### [Task directions]
Reproduce all entries precisely as they are written.

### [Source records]
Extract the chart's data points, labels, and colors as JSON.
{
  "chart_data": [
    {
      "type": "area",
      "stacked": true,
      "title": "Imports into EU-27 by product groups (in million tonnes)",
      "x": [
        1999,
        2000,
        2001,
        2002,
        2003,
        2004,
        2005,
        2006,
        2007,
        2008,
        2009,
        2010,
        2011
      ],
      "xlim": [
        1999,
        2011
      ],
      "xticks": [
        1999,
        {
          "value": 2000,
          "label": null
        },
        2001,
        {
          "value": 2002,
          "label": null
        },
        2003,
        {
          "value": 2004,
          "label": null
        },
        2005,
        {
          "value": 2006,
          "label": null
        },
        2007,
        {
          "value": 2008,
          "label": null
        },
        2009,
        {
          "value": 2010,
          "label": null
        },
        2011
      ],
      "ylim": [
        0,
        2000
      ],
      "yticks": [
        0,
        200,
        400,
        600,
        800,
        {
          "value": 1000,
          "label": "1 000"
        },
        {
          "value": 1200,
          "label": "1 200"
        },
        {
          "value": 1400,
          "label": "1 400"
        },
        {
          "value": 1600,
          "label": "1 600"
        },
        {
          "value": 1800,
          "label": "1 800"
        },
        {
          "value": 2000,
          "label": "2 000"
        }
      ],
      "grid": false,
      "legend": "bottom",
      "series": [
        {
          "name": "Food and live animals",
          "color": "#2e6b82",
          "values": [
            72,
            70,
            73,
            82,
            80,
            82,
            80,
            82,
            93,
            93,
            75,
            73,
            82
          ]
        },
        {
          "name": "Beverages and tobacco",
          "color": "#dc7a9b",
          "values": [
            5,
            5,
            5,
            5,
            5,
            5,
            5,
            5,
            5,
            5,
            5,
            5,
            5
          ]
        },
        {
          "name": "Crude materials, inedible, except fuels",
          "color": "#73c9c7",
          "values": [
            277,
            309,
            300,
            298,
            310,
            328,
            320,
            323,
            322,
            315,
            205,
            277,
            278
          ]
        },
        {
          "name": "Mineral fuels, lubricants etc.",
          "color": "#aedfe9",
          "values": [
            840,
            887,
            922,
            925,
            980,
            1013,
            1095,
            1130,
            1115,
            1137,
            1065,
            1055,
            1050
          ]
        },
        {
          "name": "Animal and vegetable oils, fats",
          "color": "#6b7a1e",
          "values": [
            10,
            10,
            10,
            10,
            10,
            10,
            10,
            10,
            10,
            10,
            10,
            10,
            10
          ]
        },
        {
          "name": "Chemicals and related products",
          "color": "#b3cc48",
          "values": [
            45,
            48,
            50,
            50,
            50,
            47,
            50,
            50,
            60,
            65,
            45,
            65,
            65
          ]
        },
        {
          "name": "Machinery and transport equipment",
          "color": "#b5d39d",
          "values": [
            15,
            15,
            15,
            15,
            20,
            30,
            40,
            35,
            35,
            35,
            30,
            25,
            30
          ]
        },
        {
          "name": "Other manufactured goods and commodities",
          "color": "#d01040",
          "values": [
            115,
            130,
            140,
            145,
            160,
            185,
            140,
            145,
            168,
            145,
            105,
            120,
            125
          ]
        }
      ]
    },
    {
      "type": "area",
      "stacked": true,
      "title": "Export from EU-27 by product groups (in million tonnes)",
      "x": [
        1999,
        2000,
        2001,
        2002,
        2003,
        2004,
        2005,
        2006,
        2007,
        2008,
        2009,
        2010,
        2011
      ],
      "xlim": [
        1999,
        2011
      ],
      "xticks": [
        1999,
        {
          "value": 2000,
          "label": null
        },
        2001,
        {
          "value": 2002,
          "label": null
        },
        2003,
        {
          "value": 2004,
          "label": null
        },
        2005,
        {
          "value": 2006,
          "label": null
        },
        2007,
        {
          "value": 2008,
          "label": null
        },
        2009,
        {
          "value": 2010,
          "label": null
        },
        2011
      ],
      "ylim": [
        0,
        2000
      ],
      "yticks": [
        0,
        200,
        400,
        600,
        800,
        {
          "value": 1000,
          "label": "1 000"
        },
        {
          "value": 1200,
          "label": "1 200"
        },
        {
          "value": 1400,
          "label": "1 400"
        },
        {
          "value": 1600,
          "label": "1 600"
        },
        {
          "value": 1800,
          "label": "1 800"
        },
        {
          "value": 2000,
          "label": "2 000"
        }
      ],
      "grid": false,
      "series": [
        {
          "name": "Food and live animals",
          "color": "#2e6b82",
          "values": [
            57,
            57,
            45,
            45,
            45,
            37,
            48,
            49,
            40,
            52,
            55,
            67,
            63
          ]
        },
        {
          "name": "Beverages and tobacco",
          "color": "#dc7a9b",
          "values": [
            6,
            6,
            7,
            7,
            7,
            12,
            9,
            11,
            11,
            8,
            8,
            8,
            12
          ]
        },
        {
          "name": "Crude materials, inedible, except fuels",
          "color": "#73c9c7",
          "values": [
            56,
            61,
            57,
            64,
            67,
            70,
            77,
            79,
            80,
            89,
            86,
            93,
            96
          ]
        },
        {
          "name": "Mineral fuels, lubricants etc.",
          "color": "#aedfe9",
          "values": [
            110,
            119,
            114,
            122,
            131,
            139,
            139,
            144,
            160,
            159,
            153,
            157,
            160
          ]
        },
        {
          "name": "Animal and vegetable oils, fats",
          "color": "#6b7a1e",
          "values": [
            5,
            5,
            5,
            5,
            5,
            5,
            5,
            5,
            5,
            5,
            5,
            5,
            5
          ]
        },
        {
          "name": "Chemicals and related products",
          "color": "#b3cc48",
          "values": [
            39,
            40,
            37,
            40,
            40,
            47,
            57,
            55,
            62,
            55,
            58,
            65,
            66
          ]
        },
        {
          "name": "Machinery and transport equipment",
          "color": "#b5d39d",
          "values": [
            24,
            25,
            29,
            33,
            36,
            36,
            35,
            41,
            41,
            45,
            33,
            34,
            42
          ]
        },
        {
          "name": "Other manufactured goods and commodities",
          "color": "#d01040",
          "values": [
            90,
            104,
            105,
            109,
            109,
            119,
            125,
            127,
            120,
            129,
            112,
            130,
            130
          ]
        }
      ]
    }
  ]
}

### [Written response]
Extract the chart's data points, labels, and colors as JSON.
{
  "chart_data": [
    {
      "type": "area",
      "stacked": true,
      "title": "Imports into EU-27 by product groups (in million tonnes)",
      "x": [
        1999,
        2000,
        2001,
        2002,
        2003,
        2004,
        2005,
        2006,
        2007,
        2008,
        2009,
        2010,
        2011
      ],
      "xlim": [
        1999,
        2011
      ],
      "xticks": [
        1999,
        {
          "value": 2000,
          "label": null
        },
        2001,
        {
          "value": 2002,
          "label": null
        },
        2003,
        {
          "value": 2004,
          "label": null
        },
        2005,
        {
          "value": 2006,
          "label": null
        },
        2007,
        {
          "value": 2008,
          "label": null
        },
        2009,
        {
          "value": 2010,
          "label": null
        },
        2011
      ],
      "ylim": [
        0,
        2000
      ],
      "yticks": [
        0,
        200,
        400,
        600,
        800,
        {
          "value": 1000,
          "label": "1 000"
        },
        {
          "value": 1200,
          "label": "1 200"
        },
        {
          "value": 1400,
          "label": "1 400"
        },
        {
          "value": 1600,
          "label": "1 600"
        },
        {
          "value": 1800,
          "label": "1 800"
        },
        {
          "value": 2000,
          "label": "2 000"
        }
      ],
      "grid": false,
      "legend": "bottom",
      "series": [
        {
          "name": "Food and live animals",
          "color": "#2e6b82",
          "values": [
            72,
            70,
            73,
            82,
            80,
            82,
            80,
            82,
            93,
            93,
            75,
            73,
            82
          ]
        },
        {
          "name": "Beverages and tobacco",
          "color": "#dc7a9b",
          "values": [
            5,
            5,
            5,
            5,
            5,
            5,
            5,
            5,
            5,
            5,
            5,
            5,
            5
          ]
        },
        {
          "name": "Crude materials, inedible, except fuels",
          "color": "#73c9c7",
          "values": [
            277,
            309,
            300,
            298,
            310,
            328,
            320,
            323,
            322,
            315,
            205,
            277,
            278
          ]
        },
        {
          "name": "Mineral fuels, lubricants etc.",
          "color": "#aedfe9",
          "values": [
            840,
            887,
            922,
            925,
            980,
            1013,
            1095,
            1130,
            1115,
            1137,
            1065,
            1055,
            1050
          ]
        },
        {
          "name": "Animal and vegetable oils, fats",
          "color": "#6b7a1e",
          "values": [
            10,
            10,
            10,
            10,
            10,
            10,
            10,
            10,
            10,
            10,
            10,
            10,
            10
          ]
        },
        {
          "name": "Chemicals and related products",
          "color": "#b3cc48",
          "values": [
            45,
            48,
            50,
            50,
            50,
            47,
            50,
            50,
            60,
            65,
            45,
            65,
            65
          ]
        },
        {
          "name": "Machinery and transport equipment",
          "color": "#b5d39d",
          "values": [
            15,
            15,
            15,
            15,
            20,
            30,
            40,
            35,
            35,
            35,
            30,
            25,
            30
          ]
        },
        {
          "name": "Other manufactured goods and commodities",
          "color": "#d01040",
          "values": [
            115,
            130,
            140,
            145,
            160,
            185,
            140,
            145,
            168,
            145,
            105,
            120,
            125
          ]
        }
      ]
    },
    {
      "type": "area",
      "stacked": true,
      "title": "Export from EU-27 by product groups (in million tonnes)",
      "x": [
        1999,
        2000,
        2001,
        2002,
        2003,
        2004,
        2005,
        2006,
        2007,
        2008,
        2009,
        2010,
        2011
      ],
      "xlim": [
        1999,
        2011
      ],
      "xticks": [
        1999,
        {
          "value": 2000,
          "label": null
        },
        2001,
        {
          "value": 2002,
          "label": null
        },
        2003,
        {
          "value": 2004,
          "label": null
        },
        2005,
        {
          "value": 2006,
          "label": null
        },
        2007,
        {
          "value": 2008,
          "label": null
        },
        2009,
        {
          "value": 2010,
          "label": null
        },
        2011
      ],
      "ylim": [
        0,
        2000
      ],
      "yticks": [
        0,
        200,
        400,
        600,
        800,
        {
          "value": 1000,
          "label": "1 000"
        },
        {
          "value": 1200,
          "label": "1 200"
        },
        {
          "value": 1400,
          "label": "1 400"
        },
        {
          "value": 1600,
          "label": "1 600"
        },
        {
          "value": 1800,
          "label": "1 800"
        },
        {
          "value": 2000,
          "label": "2 000"
        }
      ],
      "grid": false,
      "series": [
        {
          "name": "Food and live animals",
          "color": "#2e6b82",
          "values": [
            57,
            57,
            45,
            45,
            45,
            37,
            48,
            49,
            40,
            52,
            55,
            67,
            63
          ]
        },
        {
          "name": "Beverages and tobacco",
          "color": "#dc7a9b",
          "values": [
            6,
            6,
            7,
            7,
            7,
            12,
            9,
            11,
            11,
            8,
            8,
            8,
            12
          ]
        },
        {
          "name": "Crude materials, inedible, except fuels",
          "color": "#73c9c7",
          "values": [
            56,
            61,
            57,
            64,
            67,
            70,
            77,
            79,
            80,
            89,
            86,
            93,
            96
          ]
        },
        {
          "name": "Mineral fuels, lubricants etc.",
          "color": "#aedfe9",
          "values": [
            110,
            119,
            114,
            122,
            131,
            139,
            139,
            144,
            160,
            159,
            153,
            157,
            160
          ]
        },
        {
          "name": "Animal and vegetable oils, fats",
          "color": "#6b7a1e",
          "values": [
            5,
            5,
            5,
            5,
            5,
            5,
            5,
            5,
            5,
            5,
            5,
            5,
            5
          ]
        },
        {
          "name": "Chemicals and related products",
          "color": "#b3cc48",
          "values": [
            39,
            40,
            37,
            40,
            40,
            47,
            57,
            55,
            62,
            55,
            58,
            65,
            66
          ]
        },
        {
          "name": "Machinery and transport equipment",
          "color": "#b5d39d",
          "values": [
            24,
            25,
            29,
            33,
            36,
            36,
            35,
            41,
            41,
            45,
            33,
            34,
            42
          ]
        },
        {
          "name": "Other manufactured goods and commodities",
          "color": "#d01040",
          "values": [
            90,
            104,
            105,
            109,
            109,
            119,
            125,
            127,
            120,
            129,
            112,
            130,
            130
          ]
        }
      ]
    }
  ]
}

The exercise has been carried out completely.